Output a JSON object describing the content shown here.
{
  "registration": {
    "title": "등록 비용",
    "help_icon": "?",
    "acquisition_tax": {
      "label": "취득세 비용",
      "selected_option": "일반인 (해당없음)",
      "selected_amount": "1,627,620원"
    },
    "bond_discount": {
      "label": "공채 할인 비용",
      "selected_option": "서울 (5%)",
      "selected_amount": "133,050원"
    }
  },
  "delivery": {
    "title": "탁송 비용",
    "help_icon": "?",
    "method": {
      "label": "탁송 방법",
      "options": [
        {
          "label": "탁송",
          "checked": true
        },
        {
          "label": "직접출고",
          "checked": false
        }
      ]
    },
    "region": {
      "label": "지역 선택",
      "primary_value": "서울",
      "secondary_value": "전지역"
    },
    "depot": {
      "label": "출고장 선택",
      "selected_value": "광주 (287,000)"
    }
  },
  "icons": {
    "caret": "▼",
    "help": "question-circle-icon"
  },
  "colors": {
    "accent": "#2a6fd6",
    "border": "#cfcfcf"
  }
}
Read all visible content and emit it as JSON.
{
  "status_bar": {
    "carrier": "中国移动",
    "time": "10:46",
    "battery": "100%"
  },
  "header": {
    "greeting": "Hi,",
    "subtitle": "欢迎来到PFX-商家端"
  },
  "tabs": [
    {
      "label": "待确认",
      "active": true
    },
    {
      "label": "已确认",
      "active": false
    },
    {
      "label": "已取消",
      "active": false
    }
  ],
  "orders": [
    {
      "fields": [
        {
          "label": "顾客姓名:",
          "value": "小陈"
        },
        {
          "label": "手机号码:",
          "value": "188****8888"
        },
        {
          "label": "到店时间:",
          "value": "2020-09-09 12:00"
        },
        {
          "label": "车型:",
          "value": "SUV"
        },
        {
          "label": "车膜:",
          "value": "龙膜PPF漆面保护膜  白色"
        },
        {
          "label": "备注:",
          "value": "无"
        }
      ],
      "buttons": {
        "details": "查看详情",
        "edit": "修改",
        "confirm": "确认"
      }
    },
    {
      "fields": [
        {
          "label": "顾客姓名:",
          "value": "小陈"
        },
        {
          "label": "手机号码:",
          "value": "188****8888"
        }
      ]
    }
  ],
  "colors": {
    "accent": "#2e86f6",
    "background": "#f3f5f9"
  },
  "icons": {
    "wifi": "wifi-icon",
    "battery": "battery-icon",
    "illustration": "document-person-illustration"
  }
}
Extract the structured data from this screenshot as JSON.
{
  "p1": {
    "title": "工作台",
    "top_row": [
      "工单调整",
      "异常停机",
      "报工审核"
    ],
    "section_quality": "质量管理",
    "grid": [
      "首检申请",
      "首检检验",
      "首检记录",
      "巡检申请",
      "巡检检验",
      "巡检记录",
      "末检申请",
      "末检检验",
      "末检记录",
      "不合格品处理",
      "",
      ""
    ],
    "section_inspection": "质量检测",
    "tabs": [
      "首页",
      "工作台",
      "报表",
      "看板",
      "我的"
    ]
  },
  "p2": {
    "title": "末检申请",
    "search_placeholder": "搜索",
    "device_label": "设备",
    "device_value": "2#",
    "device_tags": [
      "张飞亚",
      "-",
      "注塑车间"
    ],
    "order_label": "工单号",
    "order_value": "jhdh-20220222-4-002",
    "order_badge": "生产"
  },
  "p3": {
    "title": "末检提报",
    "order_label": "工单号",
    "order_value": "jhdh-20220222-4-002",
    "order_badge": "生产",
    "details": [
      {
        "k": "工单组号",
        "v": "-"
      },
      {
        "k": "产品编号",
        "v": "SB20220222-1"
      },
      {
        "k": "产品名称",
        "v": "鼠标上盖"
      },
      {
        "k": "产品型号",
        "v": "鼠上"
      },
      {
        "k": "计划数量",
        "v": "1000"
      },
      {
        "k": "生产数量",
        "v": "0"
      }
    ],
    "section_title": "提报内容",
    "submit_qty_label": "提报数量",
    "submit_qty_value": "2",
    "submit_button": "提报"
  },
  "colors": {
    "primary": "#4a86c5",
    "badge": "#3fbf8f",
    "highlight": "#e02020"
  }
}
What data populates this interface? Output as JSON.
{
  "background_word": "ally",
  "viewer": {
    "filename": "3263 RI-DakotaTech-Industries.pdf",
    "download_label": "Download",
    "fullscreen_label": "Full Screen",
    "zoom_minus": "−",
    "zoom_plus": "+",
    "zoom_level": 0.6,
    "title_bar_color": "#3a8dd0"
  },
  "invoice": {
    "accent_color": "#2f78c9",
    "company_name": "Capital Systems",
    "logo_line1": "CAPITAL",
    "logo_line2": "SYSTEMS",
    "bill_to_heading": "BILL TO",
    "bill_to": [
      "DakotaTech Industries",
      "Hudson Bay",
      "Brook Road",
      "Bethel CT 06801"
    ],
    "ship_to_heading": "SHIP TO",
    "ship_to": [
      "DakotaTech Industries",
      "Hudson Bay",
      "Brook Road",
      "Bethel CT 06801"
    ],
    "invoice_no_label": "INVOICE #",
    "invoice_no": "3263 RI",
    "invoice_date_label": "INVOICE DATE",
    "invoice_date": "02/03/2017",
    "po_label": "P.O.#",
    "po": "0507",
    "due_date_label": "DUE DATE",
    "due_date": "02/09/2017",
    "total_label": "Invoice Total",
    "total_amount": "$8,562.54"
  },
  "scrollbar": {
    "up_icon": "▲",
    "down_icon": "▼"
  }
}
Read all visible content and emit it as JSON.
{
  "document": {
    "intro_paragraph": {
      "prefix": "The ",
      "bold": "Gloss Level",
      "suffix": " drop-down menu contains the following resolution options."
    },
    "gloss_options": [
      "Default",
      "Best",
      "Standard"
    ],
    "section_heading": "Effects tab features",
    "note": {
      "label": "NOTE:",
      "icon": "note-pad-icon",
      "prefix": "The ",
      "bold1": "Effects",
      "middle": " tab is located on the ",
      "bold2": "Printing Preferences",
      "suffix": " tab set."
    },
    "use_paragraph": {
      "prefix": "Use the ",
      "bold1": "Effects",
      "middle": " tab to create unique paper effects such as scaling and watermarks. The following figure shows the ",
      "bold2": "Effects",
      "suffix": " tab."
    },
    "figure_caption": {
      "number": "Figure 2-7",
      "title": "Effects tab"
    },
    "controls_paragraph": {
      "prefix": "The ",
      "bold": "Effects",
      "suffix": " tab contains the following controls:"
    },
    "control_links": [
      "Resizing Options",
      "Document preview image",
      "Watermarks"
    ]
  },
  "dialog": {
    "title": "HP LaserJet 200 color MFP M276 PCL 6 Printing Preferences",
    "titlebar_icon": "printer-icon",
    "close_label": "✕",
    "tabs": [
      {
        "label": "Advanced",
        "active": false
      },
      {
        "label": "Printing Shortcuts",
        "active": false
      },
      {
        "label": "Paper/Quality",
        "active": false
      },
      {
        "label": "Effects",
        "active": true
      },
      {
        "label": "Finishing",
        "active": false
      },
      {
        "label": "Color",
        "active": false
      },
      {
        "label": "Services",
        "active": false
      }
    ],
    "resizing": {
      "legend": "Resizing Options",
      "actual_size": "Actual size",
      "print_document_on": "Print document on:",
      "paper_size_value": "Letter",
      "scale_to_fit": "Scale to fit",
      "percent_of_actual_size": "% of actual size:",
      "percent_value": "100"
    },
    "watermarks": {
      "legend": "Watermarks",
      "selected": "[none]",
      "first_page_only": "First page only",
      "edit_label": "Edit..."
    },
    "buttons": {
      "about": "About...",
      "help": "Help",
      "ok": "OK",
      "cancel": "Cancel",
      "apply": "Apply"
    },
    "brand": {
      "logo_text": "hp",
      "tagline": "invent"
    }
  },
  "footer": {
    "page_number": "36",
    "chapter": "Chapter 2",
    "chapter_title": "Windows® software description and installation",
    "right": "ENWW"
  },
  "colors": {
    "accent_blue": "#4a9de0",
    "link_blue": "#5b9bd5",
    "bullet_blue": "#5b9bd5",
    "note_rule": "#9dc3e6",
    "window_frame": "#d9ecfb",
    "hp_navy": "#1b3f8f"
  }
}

• • •

In the entries above, count each line with "true"; reply with the total only.

• Task result: 3